> [Exercise details] Look for the word "JSON" in the entries below, then copy every line that has it.

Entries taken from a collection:
━━━━━━
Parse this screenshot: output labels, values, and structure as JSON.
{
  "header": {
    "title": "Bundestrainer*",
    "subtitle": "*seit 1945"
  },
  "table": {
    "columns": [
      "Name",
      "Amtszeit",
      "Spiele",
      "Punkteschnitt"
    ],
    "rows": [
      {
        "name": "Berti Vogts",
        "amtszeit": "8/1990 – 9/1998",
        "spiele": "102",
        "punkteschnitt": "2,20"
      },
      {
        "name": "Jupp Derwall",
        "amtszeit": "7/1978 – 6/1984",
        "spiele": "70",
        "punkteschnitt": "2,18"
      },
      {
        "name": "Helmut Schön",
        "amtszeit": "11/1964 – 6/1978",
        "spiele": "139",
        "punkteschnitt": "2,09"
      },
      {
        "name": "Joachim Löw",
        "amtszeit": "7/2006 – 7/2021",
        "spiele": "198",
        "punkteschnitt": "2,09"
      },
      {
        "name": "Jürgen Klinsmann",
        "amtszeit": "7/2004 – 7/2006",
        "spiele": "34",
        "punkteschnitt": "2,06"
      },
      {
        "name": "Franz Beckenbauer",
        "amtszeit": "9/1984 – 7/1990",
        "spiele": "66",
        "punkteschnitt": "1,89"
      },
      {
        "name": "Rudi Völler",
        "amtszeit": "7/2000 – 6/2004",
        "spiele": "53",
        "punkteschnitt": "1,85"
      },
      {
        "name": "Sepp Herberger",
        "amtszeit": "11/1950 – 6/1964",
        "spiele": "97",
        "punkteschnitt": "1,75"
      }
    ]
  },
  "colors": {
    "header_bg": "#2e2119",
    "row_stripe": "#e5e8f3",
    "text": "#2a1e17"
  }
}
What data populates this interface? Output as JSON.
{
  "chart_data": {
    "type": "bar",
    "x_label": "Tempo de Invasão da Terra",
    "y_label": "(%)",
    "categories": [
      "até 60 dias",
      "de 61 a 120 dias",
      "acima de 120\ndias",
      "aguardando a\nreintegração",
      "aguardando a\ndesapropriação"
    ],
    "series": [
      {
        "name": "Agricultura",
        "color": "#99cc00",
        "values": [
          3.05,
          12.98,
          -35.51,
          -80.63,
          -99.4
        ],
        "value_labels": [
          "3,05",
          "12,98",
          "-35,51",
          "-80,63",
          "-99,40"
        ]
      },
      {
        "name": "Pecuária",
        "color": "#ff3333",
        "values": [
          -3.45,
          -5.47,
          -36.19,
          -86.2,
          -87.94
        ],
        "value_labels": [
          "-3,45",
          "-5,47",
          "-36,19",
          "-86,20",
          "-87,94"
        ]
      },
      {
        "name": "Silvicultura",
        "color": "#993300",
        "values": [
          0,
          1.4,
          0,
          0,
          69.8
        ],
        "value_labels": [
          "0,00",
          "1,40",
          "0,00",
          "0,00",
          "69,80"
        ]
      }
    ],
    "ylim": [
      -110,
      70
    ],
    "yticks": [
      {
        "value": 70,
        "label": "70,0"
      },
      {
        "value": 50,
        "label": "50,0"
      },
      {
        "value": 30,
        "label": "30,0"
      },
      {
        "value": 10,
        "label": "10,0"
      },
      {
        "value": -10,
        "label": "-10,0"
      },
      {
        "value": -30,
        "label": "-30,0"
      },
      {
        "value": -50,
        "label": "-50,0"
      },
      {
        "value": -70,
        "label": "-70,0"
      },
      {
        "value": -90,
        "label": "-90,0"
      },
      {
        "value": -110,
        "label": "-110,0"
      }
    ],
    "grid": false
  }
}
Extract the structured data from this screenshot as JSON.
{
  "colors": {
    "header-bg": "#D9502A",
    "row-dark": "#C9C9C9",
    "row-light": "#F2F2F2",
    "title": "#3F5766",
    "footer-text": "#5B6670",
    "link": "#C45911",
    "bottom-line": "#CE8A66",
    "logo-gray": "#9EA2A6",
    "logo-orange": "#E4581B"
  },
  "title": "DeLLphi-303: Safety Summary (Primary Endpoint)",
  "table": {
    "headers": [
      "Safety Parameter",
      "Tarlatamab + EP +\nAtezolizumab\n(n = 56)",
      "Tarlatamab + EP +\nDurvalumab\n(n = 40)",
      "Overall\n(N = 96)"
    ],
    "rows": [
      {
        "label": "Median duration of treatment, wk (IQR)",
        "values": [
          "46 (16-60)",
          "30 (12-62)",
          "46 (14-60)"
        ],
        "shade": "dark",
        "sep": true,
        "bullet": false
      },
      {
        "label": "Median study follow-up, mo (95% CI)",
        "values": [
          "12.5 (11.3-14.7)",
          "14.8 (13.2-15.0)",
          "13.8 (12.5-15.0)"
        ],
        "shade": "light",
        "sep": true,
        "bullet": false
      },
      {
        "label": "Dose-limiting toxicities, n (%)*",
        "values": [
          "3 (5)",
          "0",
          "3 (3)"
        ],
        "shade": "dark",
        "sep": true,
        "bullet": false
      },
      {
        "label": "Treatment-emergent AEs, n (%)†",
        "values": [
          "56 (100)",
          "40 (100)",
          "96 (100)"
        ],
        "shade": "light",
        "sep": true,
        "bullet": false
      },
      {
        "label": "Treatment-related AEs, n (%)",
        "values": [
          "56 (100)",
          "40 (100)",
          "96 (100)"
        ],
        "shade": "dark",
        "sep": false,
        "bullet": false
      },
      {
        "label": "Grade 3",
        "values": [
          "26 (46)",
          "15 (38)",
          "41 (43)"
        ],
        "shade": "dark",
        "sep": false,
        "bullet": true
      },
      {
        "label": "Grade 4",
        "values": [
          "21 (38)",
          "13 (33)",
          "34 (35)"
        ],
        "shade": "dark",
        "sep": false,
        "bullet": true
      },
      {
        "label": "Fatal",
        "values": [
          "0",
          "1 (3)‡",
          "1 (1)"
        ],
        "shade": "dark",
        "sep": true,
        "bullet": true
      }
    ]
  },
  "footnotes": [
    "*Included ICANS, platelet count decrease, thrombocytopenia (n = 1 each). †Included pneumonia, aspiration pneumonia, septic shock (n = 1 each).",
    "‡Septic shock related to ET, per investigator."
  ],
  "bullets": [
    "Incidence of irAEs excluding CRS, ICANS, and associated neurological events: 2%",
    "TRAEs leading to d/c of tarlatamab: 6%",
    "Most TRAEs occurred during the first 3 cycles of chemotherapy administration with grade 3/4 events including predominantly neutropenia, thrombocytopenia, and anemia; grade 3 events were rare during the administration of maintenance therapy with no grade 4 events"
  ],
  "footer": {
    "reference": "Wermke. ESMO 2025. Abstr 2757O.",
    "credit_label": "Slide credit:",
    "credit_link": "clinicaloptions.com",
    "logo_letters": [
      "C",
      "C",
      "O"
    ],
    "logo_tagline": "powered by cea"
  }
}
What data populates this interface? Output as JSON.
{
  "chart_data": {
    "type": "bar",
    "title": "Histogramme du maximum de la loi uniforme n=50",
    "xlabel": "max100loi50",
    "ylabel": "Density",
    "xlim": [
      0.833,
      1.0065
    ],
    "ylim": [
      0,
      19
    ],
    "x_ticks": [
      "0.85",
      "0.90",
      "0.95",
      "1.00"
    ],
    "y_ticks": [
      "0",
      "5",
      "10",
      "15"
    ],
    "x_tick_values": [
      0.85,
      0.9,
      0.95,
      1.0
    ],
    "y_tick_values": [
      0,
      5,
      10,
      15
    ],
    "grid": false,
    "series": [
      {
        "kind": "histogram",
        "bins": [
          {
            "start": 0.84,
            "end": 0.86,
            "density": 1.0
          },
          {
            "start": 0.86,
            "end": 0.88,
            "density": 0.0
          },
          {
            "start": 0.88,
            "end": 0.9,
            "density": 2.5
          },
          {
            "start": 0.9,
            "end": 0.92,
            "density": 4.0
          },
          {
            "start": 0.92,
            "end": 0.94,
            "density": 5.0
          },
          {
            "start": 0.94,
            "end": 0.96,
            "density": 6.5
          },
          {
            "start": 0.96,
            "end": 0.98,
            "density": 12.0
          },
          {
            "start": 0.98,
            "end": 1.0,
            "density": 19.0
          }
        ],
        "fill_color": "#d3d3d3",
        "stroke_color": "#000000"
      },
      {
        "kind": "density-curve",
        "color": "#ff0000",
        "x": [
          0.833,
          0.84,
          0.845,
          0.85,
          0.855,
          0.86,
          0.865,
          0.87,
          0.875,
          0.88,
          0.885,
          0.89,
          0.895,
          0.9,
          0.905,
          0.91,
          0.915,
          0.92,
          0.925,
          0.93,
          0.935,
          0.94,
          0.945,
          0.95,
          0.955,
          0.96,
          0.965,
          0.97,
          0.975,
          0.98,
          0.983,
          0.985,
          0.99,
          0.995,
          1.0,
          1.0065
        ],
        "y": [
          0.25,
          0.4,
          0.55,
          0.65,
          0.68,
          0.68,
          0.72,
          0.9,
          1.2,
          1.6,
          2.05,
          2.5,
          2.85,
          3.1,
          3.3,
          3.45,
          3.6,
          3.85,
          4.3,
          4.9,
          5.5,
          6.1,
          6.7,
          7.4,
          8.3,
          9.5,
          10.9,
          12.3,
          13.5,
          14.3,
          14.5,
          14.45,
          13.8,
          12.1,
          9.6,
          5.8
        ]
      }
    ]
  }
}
━━━━━━
> [Solution to the problem]
Parse this screenshot: output labels, values, and structure as JSON.
What data populates this interface? Output as JSON.
Extract the structured data from this screenshot as JSON.
What data populates this interface? Output as JSON.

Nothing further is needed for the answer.